:: CHALLENGE A ::
Answer these questions about the IR-DWT-CGAN text:
(i) What structure does the generator have?
(ii) What are treated as the interest points in the DWT domain?
(iii) What does Section 4 provide?

There are many recent works concerning IR problems [10,11], such as positron microscopy [12], lensless imaging [13], MR imaging [14,15], low-dose CT [16], photoacoustic [17,18] and ultrasound [19], and compressed sensing [20].

Although there has been much progress in traditional IR algorithms regarding particular interest points, the previous studies mainly focused on IR based on both high- and low-frequency information of the original image, such as detail coefficients and low-frequency band coefficients in the DWT domain, leading to either non-desirable performance for lossy IR or computationally expensive iterative processes.

Therefore, a new IR method [21] for an image’s multiscale interest points extracted in the DWT domain was proposed with a conditional generative adversarial network (CGAN). Specifically the maxima points in the DWT domain were treated as the interest points. The proposed IR model is called the IR-DWT-CGAN. First, the image is transformed by DWT to provide a multi-resolution image representation in the DCT domain. Then, the multiscale maxima points are extracted in the DWT domain. With a U-net structured generator [22], the original image is restored from a very coarse version of the image (also referred to as the multiscale points feature map) obtained from the inverse DWT of the interest points. The restored image is distinguished from the real image with a fully convolutional network, i.e., a discriminator network.

The main contributions of our proposed algorithm are as follows.

(1)

Based on the corresponding magnitudes of the wavelet coefficients, multiscale interest points were obtained with the proposed interest points (i.e., maxima) extraction module. A new dataset was built by compositing natural images and their interest point maps.

(2)

Based on the CGAN, a new and efficient IR model using multiscale interest points, i.e., IR-DWT-CGAN, was proposed. The generative network (generator) has a U-net-like structure, while the discriminator focuses on discriminating the reconstructed image from the corresponding real counterpart. The IR-DWT-CGAN was conditioned on a very coarse version of the reconstructed image based on the inverse DWT of the corresponding wavelet maxima map.

(3)

The proposed IR-DWT-CGAN outperformed some traditional IR algorithms in terms of both the reconstruction image quality and time consumption.

The rest of this paper is organized as follows. In Section 2, the relevant work and some fundamentals are reviewed, and some quantitative metrics are given. In Section 3, the proposed IR-DWT-CGAN framework is detailed. In Section 4, simulation results and analysis are provided. Finally, a brief conclusion is reached in Section 5.

:: DATA ROWS ::

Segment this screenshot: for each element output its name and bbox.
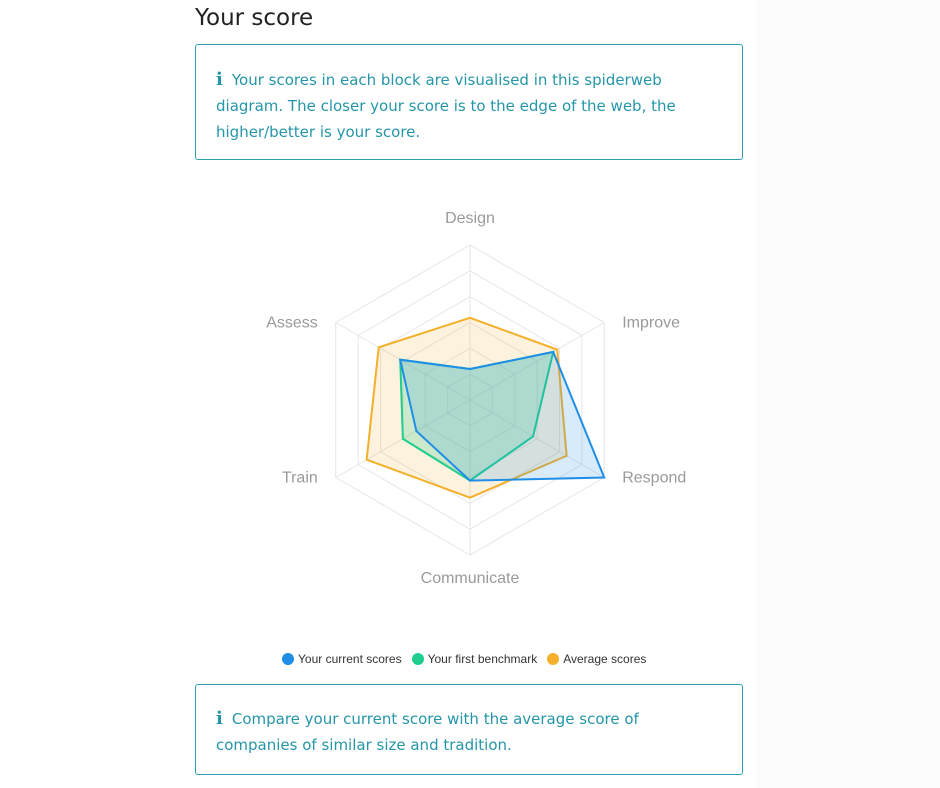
info-icon: i <box>216 69 223 90</box>
legend-label: Your first benchmark <box>427 652 538 666</box>
legend-dot-icon <box>547 653 559 665</box>
legend-item-your-current-scores[interactable] <box>282 652 402 666</box>
legend-dot-icon <box>282 653 294 665</box>
axis-label-design: Design <box>445 210 495 227</box>
page-title: Your score <box>195 5 314 31</box>
axis-label-train: Train <box>281 469 318 487</box>
axis-label-assess: Assess <box>266 314 318 332</box>
legend-label: Your current scores <box>298 652 402 666</box>
info-box-compare <box>195 684 743 775</box>
legend-label: Average scores <box>563 652 647 666</box>
info-text-spiderweb: Your scores in each block are visualised in this spiderweb diagram. The closer your score is to the edge of the web, the higher/better is your score. <box>216 71 676 141</box>
legend-item-your-first-benchmark[interactable] <box>412 652 538 666</box>
legend-item-average-scores[interactable] <box>547 652 646 666</box>
info-text-compare: Compare your current score with the average score of companies of similar size and tradition. <box>216 710 639 754</box>
info-icon: i <box>216 708 223 729</box>
axis-label-improve: Improve <box>622 314 681 332</box>
chart-legend <box>282 650 656 668</box>
axis-label-respond: Respond <box>622 469 687 487</box>
axis-label-communicate: Communicate <box>420 570 520 587</box>
legend-dot-icon <box>412 653 424 665</box>
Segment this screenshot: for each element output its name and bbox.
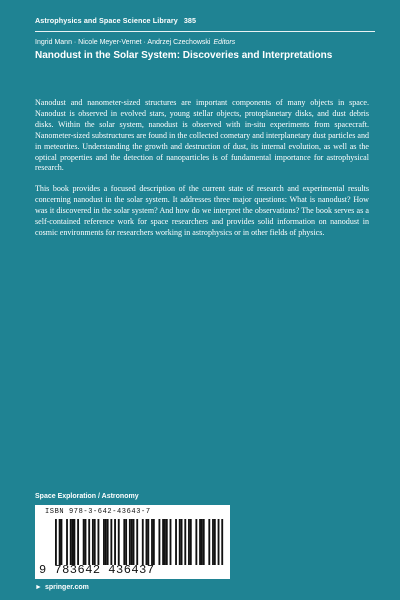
barcode-bar [158,519,160,565]
subject-category: Space Exploration / Astronomy [35,493,139,500]
barcode-bar [103,519,105,565]
book-title: Nanodust in the Solar System: Discoveries and Interpretations [35,50,333,61]
barcode-bar [201,519,203,565]
editors-role: Editors [213,39,236,46]
barcode-bar [218,519,220,565]
isbn-text: ISBN 978-3-642-43643-7 [45,508,151,516]
header-rule [35,31,375,32]
barcode-bar [85,519,87,565]
barcode-bar [77,519,79,565]
barcode-bar [129,519,131,565]
barcode-bar [136,519,138,565]
barcode-bar [94,519,96,565]
barcode-bar [142,519,144,565]
barcode-bar [184,519,186,565]
barcode-bar [70,519,72,565]
barcode-bar [66,519,68,565]
barcode-bar [153,519,155,565]
barcode-bar [125,519,127,565]
barcode-bar [98,519,100,565]
barcode-bar [73,519,75,565]
barcode-bar [162,519,164,565]
barcode-bar [181,519,183,565]
barcode-bar [212,519,214,565]
barcode-bar [110,519,112,565]
series-number: 385 [183,16,197,25]
barcode-bar [133,519,135,565]
barcode-bar [199,519,201,565]
barcode-bar [147,519,149,565]
barcode-digits: 9 783642 436437 [39,563,155,577]
barcode-bar [214,519,216,565]
barcode-box [35,505,230,579]
barcode-bar [221,519,223,565]
barcode-bar [131,519,133,565]
blurb-paragraph-2: This book provides a focused description of the current state of research and experimental results concerning nanodust in the solar system. It addresses three major questions: What is nanodust? How was it discovered in the solar system? And how do we interpret the observations? The book serves as a self-contained reference work for space researchers and provides solid information on nanodust in cosmic environments for researchers working in astrophysics or in other fields of physics. [35,184,369,237]
barcode-bar [164,519,166,565]
barcode-bar [83,519,85,565]
barcode-bar [151,519,153,565]
publisher-url: springer.com [44,584,89,591]
barcode-bar [190,519,192,565]
blurb-paragraph-1: Nanodust and nanometer-sized structures are important components of many objects in space. Nanodust is observed in evolved stars, young stellar objects, protoplanetary disks, and dust debris disks. Within the solar system, nanodust is observed with in-situ experiments from spacecraft. Nanometer-sized substructures are found in the collected cometary and interplanetary dust particles and in meteorites. Understanding the growth and destruction of dust, its internal evolution, as well as the optical properties and the detection of nanoparticles is of fundamental importance for astrophysical research. [35,98,369,173]
barcode-bar [175,519,177,565]
barcode-bar [105,519,107,565]
series-line [35,16,375,25]
barcode-bar [118,519,120,565]
barcode-bar [123,519,125,565]
barcode-icon [55,519,225,565]
barcode-bar [146,519,148,565]
series-name: Astrophysics and Space Science Library [35,16,178,25]
barcode-bar [179,519,181,565]
barcode-bar [114,519,116,565]
arrow-icon: ► [35,584,42,591]
barcode-bar [61,519,63,565]
publisher-link[interactable] [35,584,89,591]
barcode-bar [166,519,168,565]
barcode-bar [92,519,94,565]
header-block [35,16,375,61]
barcode-bar [188,519,190,565]
barcode-bar [88,519,90,565]
blurb [35,98,369,249]
barcode-bar [55,519,57,565]
editors-line [35,39,375,46]
barcode-bar [208,519,210,565]
barcode-bar [170,519,172,565]
barcode-bar [72,519,74,565]
barcode-bar [107,519,109,565]
barcode-bar [59,519,61,565]
barcode-bar [203,519,205,565]
editors-names: Ingrid Mann · Nicole Meyer-Vernet · Andrzej Czechowski [35,39,211,46]
barcode-bar [195,519,197,565]
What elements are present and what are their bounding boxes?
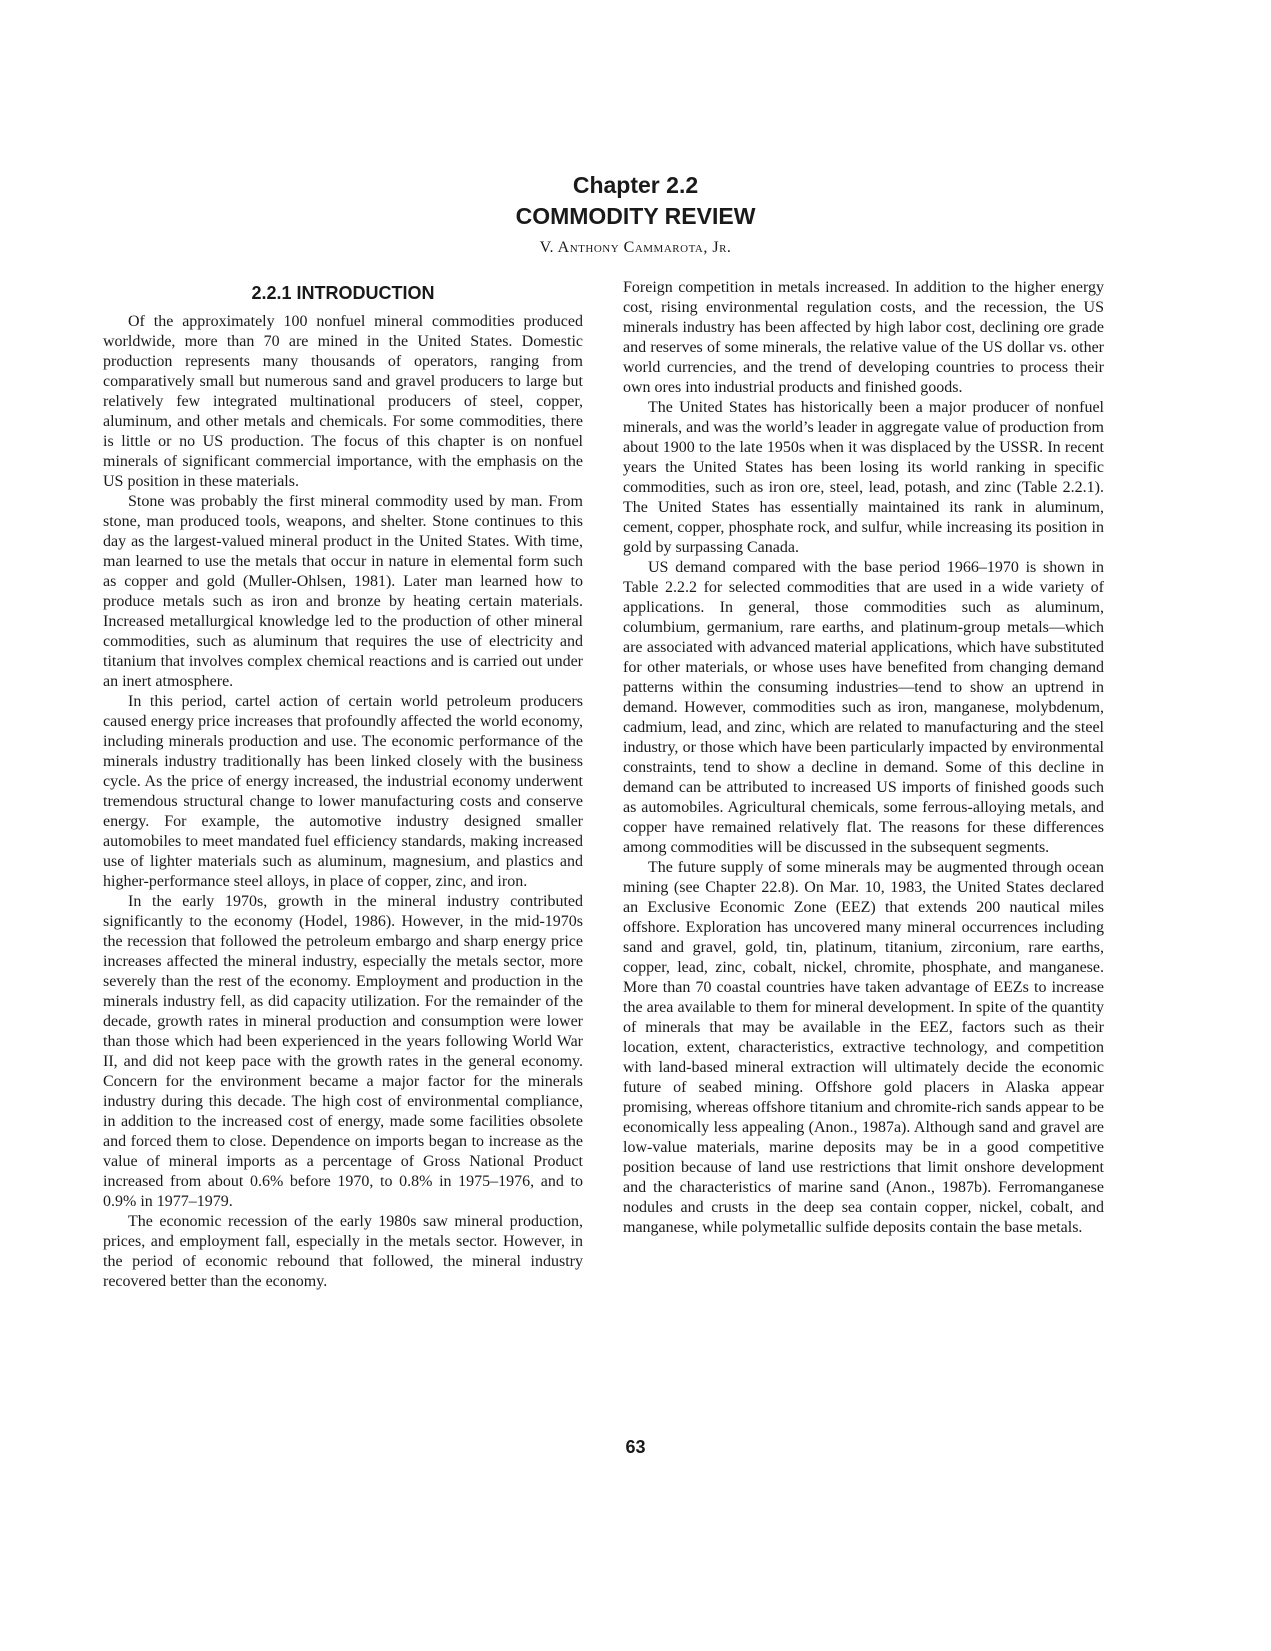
paragraph: Stone was probably the first mineral commodity used by man. From stone, man produced tools, weapons, and shelter. Stone continues to this day as the largest-valued mineral product in the United States. With time, man learned to use the metals that occur in nature in elemental form such as copper and gold (Muller-Ohlsen, 1981). Later man learned how to produce metals such as iron and bronze by heating certain materials. Increased metallurgical knowledge led to the production of other mineral commodities, such as aluminum that requires the use of electricity and titanium that involves complex chemical reactions and is carried out under an inert atmosphere. [103, 493, 583, 690]
right-column [623, 278, 1104, 1238]
paragraph: The future supply of some minerals may be augmented through ocean mining (see Chapter 22.8). On Mar. 10, 1983, the United States declared an Exclusive Economic Zone (EEZ) that extends 200 nautical miles offshore. Exploration has uncovered many mineral occurrences including sand and gravel, gold, tin, platinum, titanium, zirconium, rare earths, copper, lead, zinc, cobalt, nickel, chromite, phosphate, and manganese. More than 70 coastal countries have taken advantage of EEZs to increase the area available to them for mineral development. In spite of the quantity of minerals that may be available in the EEZ, factors such as their location, extent, characteristics, extractive technology, and competition with land-based mineral extraction will ultimately decide the economic future of seabed mining. Offshore gold placers in Alaska appear promising, whereas offshore titanium and chromite-rich sands appear to be economically less appealing (Anon., 1987a). Although sand and gravel are low-value materials, marine deposits may be in a good competitive position because of land use restrictions that limit onshore development and the characteristics of marine sand (Anon., 1987b). Ferromanganese nodules and crusts in the deep sea contain copper, nickel, cobalt, and manganese, while polymetallic sulfide deposits contain the base metals. [623, 859, 1104, 1236]
paragraph: US demand compared with the base period 1966–1970 is shown in Table 2.2.2 for selected commodities that are used in a wide variety of applications. In general, those commodities such as aluminum, columbium, germanium, rare earths, and platinum-group metals—which are associated with advanced material applications, which have substituted for other materials, or whose uses have benefited from changing demand patterns within the consuming industries—tend to show an uptrend in demand. However, commodities such as iron, manganese, molybdenum, cadmium, lead, and zinc, which are related to manufacturing and the steel industry, or those which have been particularly impacted by environmental constraints, tend to show a decline in demand. Some of this decline in demand can be attributed to increased US imports of finished goods such as automobiles. Agricultural chemicals, some ferrous-alloying metals, and copper have remained relatively flat. The reasons for these differences among commodities will be discussed in the subsequent segments. [623, 559, 1104, 856]
paragraph: Of the approximately 100 nonfuel mineral commodities produced worldwide, more than 70 are mined in the United States. Domestic production represents many thousands of operators, ranging from comparatively small but numerous sand and gravel producers to large but relatively few integrated multinational producers of steel, copper, aluminum, and other metals and chemicals. For some commodities, there is little or no US production. The focus of this chapter is on nonfuel minerals of significant commercial importance, with the emphasis on the US position in these materials. [103, 313, 583, 490]
paragraph: The economic recession of the early 1980s saw mineral production, prices, and employment fall, especially in the metals sector. However, in the period of economic rebound that followed, the mineral industry recovered better than the economy. [103, 1213, 583, 1290]
paragraph: In the early 1970s, growth in the mineral industry contributed significantly to the economy (Hodel, 1986). However, in the mid-1970s the recession that followed the petroleum embargo and sharp energy price increases affected the mineral industry, especially the metals sector, more severely than the rest of the economy. Employment and production in the minerals industry fell, as did capacity utilization. For the remainder of the decade, growth rates in mineral production and consumption were lower than those which had been experienced in the years following World War II, and did not keep pace with the growth rates in the general economy. Concern for the environment became a major factor for the minerals industry during this decade. The high cost of environmental compliance, in addition to the increased cost of energy, made some facilities obsolete and forced them to close. Dependence on imports began to increase as the value of mineral imports as a percentage of Gross National Product increased from about 0.6% before 1970, to 0.8% in 1975–1976, and to 0.9% in 1977–1979. [103, 893, 583, 1210]
chapter-title: COMMODITY REVIEW [515, 203, 756, 229]
paragraph: Foreign competition in metals increased. In addition to the higher energy cost, rising environmental regulation costs, and the recession, the US minerals industry has been affected by high labor cost, declining ore grade and reserves of some minerals, the relative value of the US dollar vs. other world currencies, and the trend of developing countries to process their own ores into industrial products and finished goods. [623, 279, 1104, 396]
chapter-number: Chapter 2.2 [572, 172, 699, 198]
paragraph: In this period, cartel action of certain world petroleum producers caused energy price increases that profoundly affected the world economy, including minerals production and use. The economic performance of the minerals industry traditionally has been linked closely with the business cycle. As the price of energy increased, the industrial economy underwent tremendous structural change to lower manufacturing costs and conserve energy. For example, the automotive industry designed smaller automobiles to meet mandated fuel efficiency standards, making increased use of lighter materials such as aluminum, magnesium, and plastics and higher-performance steel alloys, in place of copper, zinc, and iron. [103, 693, 583, 890]
author-name: V. Anthony Cammarota, Jr. [539, 239, 732, 256]
section-heading: 2.2.1 INTRODUCTION [251, 283, 435, 303]
paragraph: The United States has historically been a major producer of nonfuel minerals, and was the world’s leader in aggregate value of production from about 1900 to the late 1950s when it was displaced by the USSR. In recent years the United States has been losing its world ranking in specific commodities, such as iron ore, steel, lead, potash, and zinc (Table 2.2.1). The United States has essentially maintained its rank in aluminum, cement, copper, phosphate rock, and sulfur, while increasing its position in gold by surpassing Canada. [623, 399, 1104, 556]
page-number: 63 [625, 1437, 646, 1457]
left-column [103, 312, 583, 1292]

:: CHALLENGE B ::
Please copy the entries verbatim, beginning at the line that contains "info-icon: i <box>216 69 223 90</box>" and stopping after the line that contains "legend-item-average-scores[interactable] <box>547 652".

:: COMPLETE OUTPUT A ::
(i) A U-net structure.
(ii) The maxima points.
(iii) Simulation results and analysis.

:: COMPLETE OUTPUT B ::
info-icon: i <box>216 69 223 90</box>
legend-label: Your first benchmark <box>427 652 538 666</box>
legend-dot-icon <box>547 653 559 665</box>
legend-item-your-current-scores[interactable] <box>282 652 402 666</box>
legend-dot-icon <box>282 653 294 665</box>
axis-label-design: Design <box>445 210 495 227</box>
page-title: Your score <box>195 5 314 31</box>
axis-label-train: Train <box>281 469 318 487</box>
axis-label-assess: Assess <box>266 314 318 332</box>
legend-label: Your current scores <box>298 652 402 666</box>
info-box-compare <box>195 684 743 775</box>
legend-label: Average scores <box>563 652 647 666</box>
info-text-spiderweb: Your scores in each block are visualised in this spiderweb diagram. The closer your score is to the edge of the web, the higher/better is your score. <box>216 71 676 141</box>
legend-item-your-first-benchmark[interactable] <box>412 652 538 666</box>
legend-item-average-scores[interactable] <box>547 652 646 666</box>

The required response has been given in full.